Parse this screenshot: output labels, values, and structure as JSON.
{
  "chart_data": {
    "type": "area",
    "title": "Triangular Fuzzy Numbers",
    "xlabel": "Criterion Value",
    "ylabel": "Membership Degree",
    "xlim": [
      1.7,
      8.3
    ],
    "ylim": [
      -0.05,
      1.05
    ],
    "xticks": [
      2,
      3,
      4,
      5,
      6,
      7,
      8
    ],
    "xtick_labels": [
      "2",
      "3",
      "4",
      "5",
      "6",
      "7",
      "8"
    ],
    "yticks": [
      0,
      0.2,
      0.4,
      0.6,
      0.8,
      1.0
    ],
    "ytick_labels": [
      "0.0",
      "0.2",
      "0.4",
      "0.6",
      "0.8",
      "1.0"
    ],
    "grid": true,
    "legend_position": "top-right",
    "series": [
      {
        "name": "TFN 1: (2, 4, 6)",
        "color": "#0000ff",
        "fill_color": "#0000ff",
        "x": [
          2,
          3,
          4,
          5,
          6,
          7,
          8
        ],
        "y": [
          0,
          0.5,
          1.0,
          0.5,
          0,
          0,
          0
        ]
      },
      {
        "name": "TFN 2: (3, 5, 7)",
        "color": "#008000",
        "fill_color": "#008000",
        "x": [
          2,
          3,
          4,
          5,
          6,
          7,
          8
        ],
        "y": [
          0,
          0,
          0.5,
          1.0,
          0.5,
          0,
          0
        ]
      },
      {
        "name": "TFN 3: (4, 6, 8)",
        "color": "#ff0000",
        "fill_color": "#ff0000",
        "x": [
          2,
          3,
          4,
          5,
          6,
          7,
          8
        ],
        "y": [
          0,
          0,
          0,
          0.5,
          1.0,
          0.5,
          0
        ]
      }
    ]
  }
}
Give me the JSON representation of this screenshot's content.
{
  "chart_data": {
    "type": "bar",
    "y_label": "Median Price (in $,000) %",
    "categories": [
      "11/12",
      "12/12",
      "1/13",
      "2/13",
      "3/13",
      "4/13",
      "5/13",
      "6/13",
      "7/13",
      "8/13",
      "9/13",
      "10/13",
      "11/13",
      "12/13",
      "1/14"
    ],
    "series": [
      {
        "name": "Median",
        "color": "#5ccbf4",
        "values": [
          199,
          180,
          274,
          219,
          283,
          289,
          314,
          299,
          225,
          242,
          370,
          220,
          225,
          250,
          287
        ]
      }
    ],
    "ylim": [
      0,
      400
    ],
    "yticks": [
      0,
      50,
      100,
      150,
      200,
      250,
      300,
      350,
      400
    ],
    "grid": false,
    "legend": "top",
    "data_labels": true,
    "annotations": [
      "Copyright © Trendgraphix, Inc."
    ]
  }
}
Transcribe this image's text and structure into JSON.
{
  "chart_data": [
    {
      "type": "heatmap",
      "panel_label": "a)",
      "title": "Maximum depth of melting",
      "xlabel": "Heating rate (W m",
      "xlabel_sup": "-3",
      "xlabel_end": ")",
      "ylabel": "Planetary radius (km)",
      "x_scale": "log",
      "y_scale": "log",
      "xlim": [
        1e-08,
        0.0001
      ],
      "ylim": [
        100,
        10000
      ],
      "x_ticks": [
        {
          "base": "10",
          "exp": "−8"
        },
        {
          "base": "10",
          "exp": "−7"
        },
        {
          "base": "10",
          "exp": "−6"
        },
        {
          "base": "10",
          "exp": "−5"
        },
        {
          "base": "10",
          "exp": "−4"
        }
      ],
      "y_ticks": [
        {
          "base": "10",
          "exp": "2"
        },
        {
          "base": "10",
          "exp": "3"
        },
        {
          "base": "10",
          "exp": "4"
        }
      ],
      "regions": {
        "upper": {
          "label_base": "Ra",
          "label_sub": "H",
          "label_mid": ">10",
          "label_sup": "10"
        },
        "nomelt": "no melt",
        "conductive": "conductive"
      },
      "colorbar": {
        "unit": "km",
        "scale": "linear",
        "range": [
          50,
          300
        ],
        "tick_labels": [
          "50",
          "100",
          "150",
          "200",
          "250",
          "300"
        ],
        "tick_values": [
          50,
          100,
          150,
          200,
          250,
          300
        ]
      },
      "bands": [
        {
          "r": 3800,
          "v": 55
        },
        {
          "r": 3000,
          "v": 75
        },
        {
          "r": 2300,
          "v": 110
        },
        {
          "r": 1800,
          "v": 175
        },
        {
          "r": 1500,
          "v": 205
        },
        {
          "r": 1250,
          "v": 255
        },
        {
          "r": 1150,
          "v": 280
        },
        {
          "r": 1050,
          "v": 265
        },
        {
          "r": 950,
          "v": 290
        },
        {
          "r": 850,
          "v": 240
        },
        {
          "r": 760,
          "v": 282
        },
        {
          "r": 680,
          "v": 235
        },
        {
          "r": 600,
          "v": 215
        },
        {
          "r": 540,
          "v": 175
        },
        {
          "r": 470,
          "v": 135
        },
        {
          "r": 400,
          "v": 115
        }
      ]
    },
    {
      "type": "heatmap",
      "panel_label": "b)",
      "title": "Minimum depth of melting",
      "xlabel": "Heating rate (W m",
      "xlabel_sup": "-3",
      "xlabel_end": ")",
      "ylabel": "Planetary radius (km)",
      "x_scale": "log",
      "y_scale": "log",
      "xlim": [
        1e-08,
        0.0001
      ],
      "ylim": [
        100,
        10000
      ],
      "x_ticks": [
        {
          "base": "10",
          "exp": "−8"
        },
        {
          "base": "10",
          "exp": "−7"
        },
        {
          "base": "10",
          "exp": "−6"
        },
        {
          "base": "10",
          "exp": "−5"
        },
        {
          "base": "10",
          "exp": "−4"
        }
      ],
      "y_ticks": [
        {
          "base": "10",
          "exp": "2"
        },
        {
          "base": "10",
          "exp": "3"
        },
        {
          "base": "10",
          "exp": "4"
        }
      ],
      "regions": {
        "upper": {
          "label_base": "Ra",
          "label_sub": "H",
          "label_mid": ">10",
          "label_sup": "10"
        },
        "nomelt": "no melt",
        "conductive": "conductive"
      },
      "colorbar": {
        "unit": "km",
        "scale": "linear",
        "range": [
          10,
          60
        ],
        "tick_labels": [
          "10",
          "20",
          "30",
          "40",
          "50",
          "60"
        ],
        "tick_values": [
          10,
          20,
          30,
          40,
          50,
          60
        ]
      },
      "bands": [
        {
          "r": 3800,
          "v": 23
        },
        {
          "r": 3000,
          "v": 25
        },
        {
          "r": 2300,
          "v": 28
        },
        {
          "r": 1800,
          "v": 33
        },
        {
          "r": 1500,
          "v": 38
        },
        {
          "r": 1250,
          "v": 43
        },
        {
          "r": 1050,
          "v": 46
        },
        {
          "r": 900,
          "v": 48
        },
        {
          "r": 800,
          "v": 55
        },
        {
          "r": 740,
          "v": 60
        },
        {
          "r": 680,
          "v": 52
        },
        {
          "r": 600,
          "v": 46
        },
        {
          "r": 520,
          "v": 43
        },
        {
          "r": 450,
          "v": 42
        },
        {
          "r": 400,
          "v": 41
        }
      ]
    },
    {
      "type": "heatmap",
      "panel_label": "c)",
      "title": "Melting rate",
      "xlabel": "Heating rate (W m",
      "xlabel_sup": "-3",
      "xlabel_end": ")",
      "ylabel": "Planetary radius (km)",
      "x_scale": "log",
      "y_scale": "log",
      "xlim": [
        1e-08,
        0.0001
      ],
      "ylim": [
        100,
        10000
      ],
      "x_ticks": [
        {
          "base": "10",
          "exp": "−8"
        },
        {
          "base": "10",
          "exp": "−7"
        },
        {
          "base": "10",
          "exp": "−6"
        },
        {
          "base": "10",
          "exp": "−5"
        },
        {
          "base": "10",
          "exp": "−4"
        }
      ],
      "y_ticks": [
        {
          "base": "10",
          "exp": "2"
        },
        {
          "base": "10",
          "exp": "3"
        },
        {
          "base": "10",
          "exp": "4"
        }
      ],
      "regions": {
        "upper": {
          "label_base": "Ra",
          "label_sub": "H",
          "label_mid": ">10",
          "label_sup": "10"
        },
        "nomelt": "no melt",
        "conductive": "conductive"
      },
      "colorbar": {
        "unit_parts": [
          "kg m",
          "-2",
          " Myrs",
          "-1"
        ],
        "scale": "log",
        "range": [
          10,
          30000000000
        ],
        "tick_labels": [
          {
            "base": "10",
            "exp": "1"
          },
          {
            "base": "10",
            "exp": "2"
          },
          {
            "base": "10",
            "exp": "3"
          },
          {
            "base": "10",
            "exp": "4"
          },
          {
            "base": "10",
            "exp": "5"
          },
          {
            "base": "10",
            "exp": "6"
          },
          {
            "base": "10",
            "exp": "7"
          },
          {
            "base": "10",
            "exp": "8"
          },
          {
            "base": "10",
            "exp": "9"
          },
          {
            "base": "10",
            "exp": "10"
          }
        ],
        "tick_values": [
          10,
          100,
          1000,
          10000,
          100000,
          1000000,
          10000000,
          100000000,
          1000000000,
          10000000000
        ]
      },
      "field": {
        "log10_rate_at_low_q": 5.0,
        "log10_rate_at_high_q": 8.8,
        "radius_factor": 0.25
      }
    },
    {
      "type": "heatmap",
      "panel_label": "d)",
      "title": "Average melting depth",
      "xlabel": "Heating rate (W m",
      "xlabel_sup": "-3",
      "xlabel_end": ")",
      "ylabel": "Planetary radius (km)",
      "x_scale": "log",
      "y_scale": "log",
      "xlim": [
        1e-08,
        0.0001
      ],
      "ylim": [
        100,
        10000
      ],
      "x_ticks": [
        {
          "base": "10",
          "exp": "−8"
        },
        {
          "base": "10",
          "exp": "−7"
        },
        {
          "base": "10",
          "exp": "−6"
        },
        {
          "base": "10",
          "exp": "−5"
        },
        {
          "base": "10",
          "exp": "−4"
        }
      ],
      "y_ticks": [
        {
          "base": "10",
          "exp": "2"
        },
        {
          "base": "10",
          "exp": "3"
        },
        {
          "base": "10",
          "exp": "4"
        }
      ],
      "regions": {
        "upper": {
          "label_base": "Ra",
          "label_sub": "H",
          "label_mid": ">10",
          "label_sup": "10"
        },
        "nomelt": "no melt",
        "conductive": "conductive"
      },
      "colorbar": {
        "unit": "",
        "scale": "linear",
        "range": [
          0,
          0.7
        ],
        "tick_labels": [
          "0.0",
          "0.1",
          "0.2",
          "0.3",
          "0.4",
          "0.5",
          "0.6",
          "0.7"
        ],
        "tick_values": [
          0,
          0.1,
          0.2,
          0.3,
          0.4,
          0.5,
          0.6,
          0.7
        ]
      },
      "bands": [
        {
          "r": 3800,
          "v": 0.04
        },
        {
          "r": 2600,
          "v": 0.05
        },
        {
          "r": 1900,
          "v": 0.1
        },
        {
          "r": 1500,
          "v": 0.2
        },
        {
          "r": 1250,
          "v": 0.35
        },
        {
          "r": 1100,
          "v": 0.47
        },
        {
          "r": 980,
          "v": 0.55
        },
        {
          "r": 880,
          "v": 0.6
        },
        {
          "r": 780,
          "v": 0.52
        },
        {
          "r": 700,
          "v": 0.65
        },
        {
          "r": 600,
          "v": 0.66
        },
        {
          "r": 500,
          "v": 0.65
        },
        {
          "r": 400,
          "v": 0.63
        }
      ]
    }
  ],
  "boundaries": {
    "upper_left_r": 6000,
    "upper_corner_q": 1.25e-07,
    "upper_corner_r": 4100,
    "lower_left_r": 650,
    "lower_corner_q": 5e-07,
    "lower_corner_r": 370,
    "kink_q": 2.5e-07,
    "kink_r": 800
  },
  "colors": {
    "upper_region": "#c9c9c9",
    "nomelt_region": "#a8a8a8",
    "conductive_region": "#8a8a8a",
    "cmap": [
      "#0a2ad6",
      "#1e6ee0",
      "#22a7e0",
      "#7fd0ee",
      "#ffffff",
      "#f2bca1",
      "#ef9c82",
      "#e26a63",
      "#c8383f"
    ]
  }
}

→ **EXERCISE DESCRIPTION**: Report how many lines contain "depth". Give nothing but the number.

→ **RESULT**: 3